**What is being asked**
Count every line in the following entries where the word "received" appears. Give the count alone.

**Record extracts**
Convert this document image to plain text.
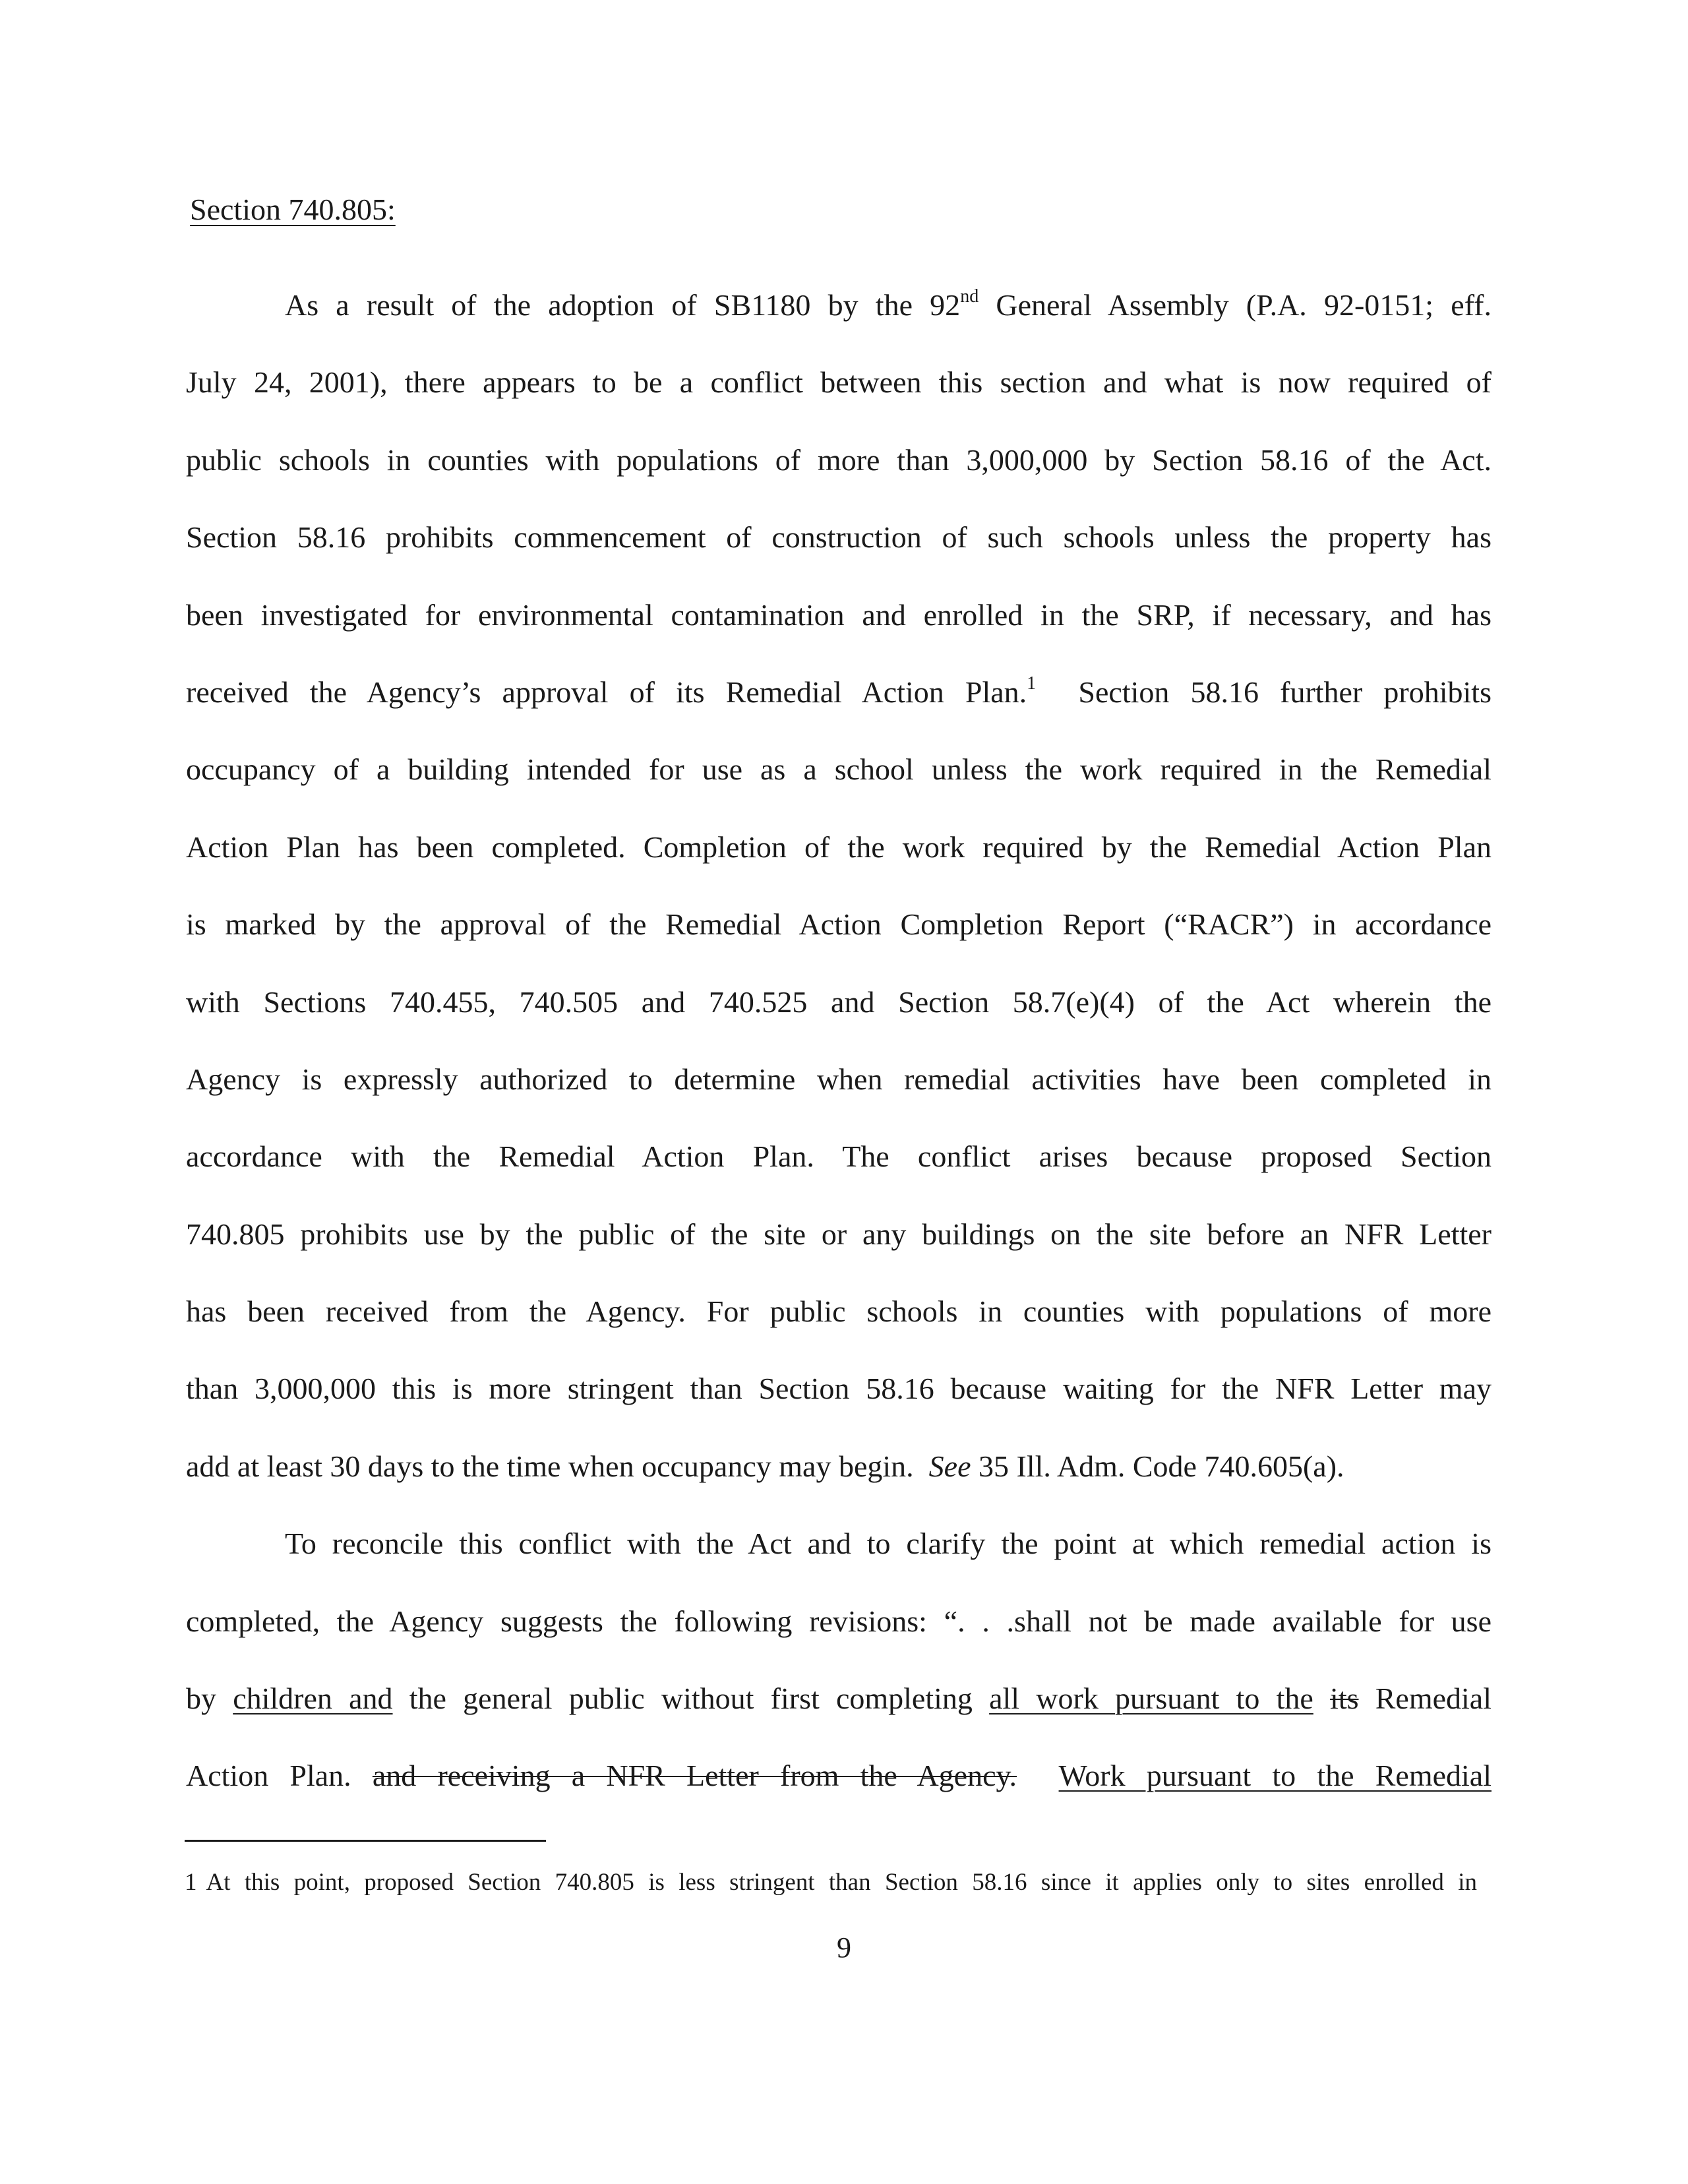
Section 740.805:
As a result of the adoption of SB1180 by the 92nd General Assembly (P.A. 92-0151; eff.
July 24, 2001), there appears to be a conflict between this section and what is now required of
public schools in counties with populations of more than 3,000,000 by Section 58.16 of the Act.
Section 58.16 prohibits commencement of construction of such schools unless the property has
been investigated for environmental contamination and enrolled in the SRP, if necessary, and has
received the Agency’s approval of its Remedial Action Plan.$^1$  Section 58.16 further prohibits
occupancy of a building intended for use as a school unless the work required in the Remedial
Action Plan has been completed. Completion of the work required by the Remedial Action Plan
is marked by the approval of the Remedial Action Completion Report (“RACR”) in accordance
with Sections 740.455, 740.505 and 740.525 and Section 58.7(e)(4) of the Act wherein the
Agency is expressly authorized to determine when remedial activities have been completed in
accordance with the Remedial Action Plan. The conflict arises because proposed Section
740.805 prohibits use by the public of the site or any buildings on the site before an NFR Letter
has been received from the Agency. For public schools in counties with populations of more
than 3,000,000 this is more stringent than Section 58.16 because waiting for the NFR Letter may
add at least 30 days to the time when occupancy may begin.  See 35 Ill. Adm. Code 740.605(a).
To reconcile this conflict with the Act and to clarify the point at which remedial action is
completed, the Agency suggests the following revisions: “. . .shall not be made available for use
by children and the general public without first completing all work pursuant to the its Remedial
Action Plan. and receiving a NFR Letter from the Agency. Work pursuant to the Remedial
1 At this point, proposed Section 740.805 is less stringent than Section 58.16 since it applies only to sites enrolled in
9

**Full response**
2